### Task to carry out
Gather from the listing below each line that includes the word "здравоохранения", and copy it.
───── Provided records
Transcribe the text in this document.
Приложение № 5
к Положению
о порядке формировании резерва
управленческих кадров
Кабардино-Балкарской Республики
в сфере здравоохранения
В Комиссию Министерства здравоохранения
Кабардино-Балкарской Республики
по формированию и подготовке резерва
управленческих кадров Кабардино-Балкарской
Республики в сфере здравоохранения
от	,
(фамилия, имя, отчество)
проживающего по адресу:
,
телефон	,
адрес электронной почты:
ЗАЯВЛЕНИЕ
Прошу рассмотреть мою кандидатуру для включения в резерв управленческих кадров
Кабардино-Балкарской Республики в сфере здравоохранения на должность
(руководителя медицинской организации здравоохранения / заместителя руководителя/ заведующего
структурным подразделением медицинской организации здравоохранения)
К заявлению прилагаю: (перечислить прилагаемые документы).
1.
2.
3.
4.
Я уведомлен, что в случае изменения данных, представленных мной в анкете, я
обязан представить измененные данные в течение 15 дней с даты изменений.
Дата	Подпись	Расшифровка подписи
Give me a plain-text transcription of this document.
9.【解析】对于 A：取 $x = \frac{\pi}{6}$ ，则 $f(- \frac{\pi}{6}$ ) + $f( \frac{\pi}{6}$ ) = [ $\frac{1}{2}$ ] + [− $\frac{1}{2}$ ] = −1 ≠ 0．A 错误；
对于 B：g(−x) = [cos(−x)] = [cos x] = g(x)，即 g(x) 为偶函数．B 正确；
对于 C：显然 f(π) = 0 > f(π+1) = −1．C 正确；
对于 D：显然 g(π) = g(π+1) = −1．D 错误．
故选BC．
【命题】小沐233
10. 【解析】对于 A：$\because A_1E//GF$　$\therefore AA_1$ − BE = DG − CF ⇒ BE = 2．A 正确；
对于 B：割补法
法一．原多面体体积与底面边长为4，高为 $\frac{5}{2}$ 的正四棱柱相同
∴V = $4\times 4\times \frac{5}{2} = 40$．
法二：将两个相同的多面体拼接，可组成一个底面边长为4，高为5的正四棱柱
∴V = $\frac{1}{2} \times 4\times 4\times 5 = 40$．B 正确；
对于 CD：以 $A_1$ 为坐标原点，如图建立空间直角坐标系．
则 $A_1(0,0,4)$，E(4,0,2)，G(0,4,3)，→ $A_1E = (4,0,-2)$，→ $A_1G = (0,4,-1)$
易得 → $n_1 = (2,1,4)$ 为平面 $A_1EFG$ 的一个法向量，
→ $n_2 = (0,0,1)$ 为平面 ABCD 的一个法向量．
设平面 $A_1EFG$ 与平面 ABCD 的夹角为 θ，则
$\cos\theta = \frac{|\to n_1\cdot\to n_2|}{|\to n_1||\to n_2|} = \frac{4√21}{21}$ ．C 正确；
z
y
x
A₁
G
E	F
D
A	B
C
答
──────────
### Answer to this exercise
в сфере здравоохранения
В Комиссию Министерства здравоохранения
Республики в сфере здравоохранения
Кабардино-Балкарской Республики в сфере здравоохранения на должность
(руководителя медицинской организации здравоохранения / заместителя руководителя/ заведующего
структурным подразделением медицинской организации здравоохранения)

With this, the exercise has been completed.